Direction: Give the passage of the goal-setting text from "Is the Ohtani" to "its practical template." again, swapping "Harada Method" for "Mandala Chart Method".

What is the 64-cell goal-setting template?
The 64-cell template is a 9×9 goal-setting grid that turns one main goal into 8 support goals and 64 small behaviors. It’s designed to make long-term goals feel like a training plan.
Is the Ohtani goal chart the same as the Harada Method?
They’re closely related. The Harada Method is a Japanese goal-setting approach that uses the same “goal → support goals → daily actions” structure, and the 9×9 grid is often used as its practical template.
How do I fill out the Ohtani goal chart?
Start with one measurable main goal in the center. Add 8 balanced support goals around it, then expand each support goal into 8 small action steps you can repeat weekly or daily.
What should I write in the 64 action boxes?
Write behaviors, not outcomes. For example, instead of “get fit,” write “walk 20 minutes daily” or “strength train 3x/week.” Keep actions small enough to do in 5–20 minutes.
Can I use this method for goals other than sports?
Yes. The Ohtani-style goal chart works for studying, career development, content creation, habit building, and creative projects—any goal that benefits from daily practice.
Why does the Harada Method work better than typical goal planning?
Because it focuses on inputs. Most people track outcomes, but the Harada Method forces you to design daily actions and routines that make progress more consistent—even when motivation drops.
What’s the easiest way to actually follow through?
Pick only 3 daily actions for the next 7 days. Don’t try to execute all 64 at once. Consistency comes from repeating small steps, not completing the entire grid perfectly.

Source excerpt:
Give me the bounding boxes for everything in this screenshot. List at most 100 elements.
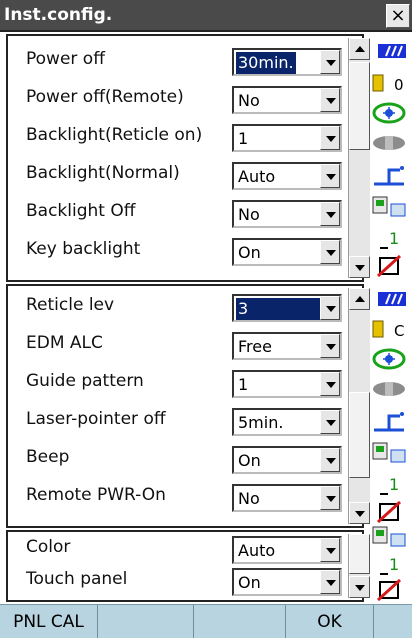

Exercise result:
Is the Ohtani goal chart the same as the Mandala Chart Method?
They’re closely related. The Mandala Chart Method is a Japanese goal-setting approach that uses the same “goal → support goals → daily actions” structure, and the 9×9 grid is often used as its practical template.